Working data:
•••

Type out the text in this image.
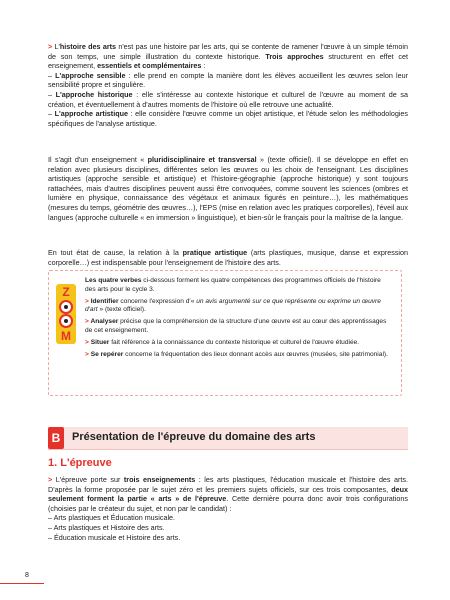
> L'histoire des arts n'est pas une histoire par les arts, qui se contente de ramener l'œuvre à un simple témoin de son temps, une simple illustration du contexte historique. Trois approches structurent en effet cet enseignement, essentiels et complémentaires :

– L'approche sensible : elle prend en compte la manière dont les élèves accueillent les œuvres selon leur sensibilité propre et singulière.

– L'approche historique : elle s'intéresse au contexte historique et culturel de l'œuvre au moment de sa création, et éventuellement à d'autres moments de l'histoire où elle retrouve une actualité.

– L'approche artistique : elle considère l'œuvre comme un objet artistique, et l'étude selon les méthodologies spécifiques de l'analyse artistique.

Il s'agit d'un enseignement « pluridisciplinaire et transversal » (texte officiel). Il se développe en effet en relation avec plusieurs disciplines, différentes selon les œuvres ou les choix de l'enseignant. Les disciplines artistiques (approche sensible et artistique) et l'histoire-géographie (approche historique) y sont toujours rattachées, mais d'autres disciplines peuvent aussi être convoquées, comme souvent les sciences (ombres et lumière en physique, connaissance des végétaux et animaux figurés en peinture…), les mathématiques (mesures du temps, géométrie des œuvres…), l'EPS (mise en relation avec les pratiques corporelles), l'éveil aux langues (approche culturelle « en immersion » linguistique), et bien-sûr le français pour la maîtrise de la langue.

En tout état de cause, la relation à la pratique artistique (arts plastiques, musique, danse et expression corporelle…) est indispensable pour l'enseignement de l'histoire des arts.

Z
M

Les quatre verbes ci-dessous forment les quatre compétences des programmes officiels de l'histoire des arts pour le cycle 3.

> Identifier concerne l'expression d'« un avis argumenté sur ce que représente ou exprime un œuvre d'art » (texte officiel).

> Analyser précise que la compréhension de la structure d'une œuvre est au cœur des apprentissages de cet enseignement.

> Situer fait référence à la connaissance du contexte historique et culturel de l'œuvre étudiée.

> Se repérer concerne la fréquentation des lieux donnant accès aux œuvres (musées, site patrimonial).

B	Présentation de l'épreuve du domaine des arts
1. L'épreuve

> L'épreuve porte sur trois enseignements : les arts plastiques, l'éducation musicale et l'histoire des arts. D'après la forme proposée par le sujet zéro et les premiers sujets officiels, sur ces trois composantes, deux seulement forment la partie « arts » de l'épreuve. Cette dernière pourra donc avoir trois configurations (choisies par le créateur du sujet, et non par le candidat) :

– Arts plastiques et Éducation musicale.

– Arts plastiques et Histoire des arts.

– Éducation musicale et Histoire des arts.

8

•••

Task brief: Leave the pictures out and write out every entry exactly as given.

Problem solution:
Type out the text in this image.
> L'histoire des arts n'est pas une histoire par les arts, qui se contente de ramener l'œuvre à un simple témoin de son temps, une simple illustration du contexte historique. Trois approches structurent en effet cet enseignement, essentiels et complémentaires :

– L'approche sensible : elle prend en compte la manière dont les élèves accueillent les œuvres selon leur sensibilité propre et singulière.

– L'approche historique : elle s'intéresse au contexte historique et culturel de l'œuvre au moment de sa création, et éventuellement à d'autres moments de l'histoire où elle retrouve une actualité.

– L'approche artistique : elle considère l'œuvre comme un objet artistique, et l'étude selon les méthodologies spécifiques de l'analyse artistique.

Il s'agit d'un enseignement « pluridisciplinaire et transversal » (texte officiel). Il se développe en effet en relation avec plusieurs disciplines, différentes selon les œuvres ou les choix de l'enseignant. Les disciplines artistiques (approche sensible et artistique) et l'histoire-géographie (approche historique) y sont toujours rattachées, mais d'autres disciplines peuvent aussi être convoquées, comme souvent les sciences (ombres et lumière en physique, connaissance des végétaux et animaux figurés en peinture…), les mathématiques (mesures du temps, géométrie des œuvres…), l'EPS (mise en relation avec les pratiques corporelles), l'éveil aux langues (approche culturelle « en immersion » linguistique), et bien-sûr le français pour la maîtrise de la langue.

En tout état de cause, la relation à la pratique artistique (arts plastiques, musique, danse et expression corporelle…) est indispensable pour l'enseignement de l'histoire des arts.

Z
M

Les quatre verbes ci-dessous forment les quatre compétences des programmes officiels de l'histoire des arts pour le cycle 3.

> Identifier concerne l'expression d'« un avis argumenté sur ce que représente ou exprime un œuvre d'art » (texte officiel).

> Analyser précise que la compréhension de la structure d'une œuvre est au cœur des apprentissages de cet enseignement.

> Situer fait référence à la connaissance du contexte historique et culturel de l'œuvre étudiée.

> Se repérer concerne la fréquentation des lieux donnant accès aux œuvres (musées, site patrimonial).

B	Présentation de l'épreuve du domaine des arts
1. L'épreuve

> L'épreuve porte sur trois enseignements : les arts plastiques, l'éducation musicale et l'histoire des arts. D'après la forme proposée par le sujet zéro et les premiers sujets officiels, sur ces trois composantes, deux seulement forment la partie « arts » de l'épreuve. Cette dernière pourra donc avoir trois configurations (choisies par le créateur du sujet, et non par le candidat) :

– Arts plastiques et Éducation musicale.

– Arts plastiques et Histoire des arts.

– Éducation musicale et Histoire des arts.

8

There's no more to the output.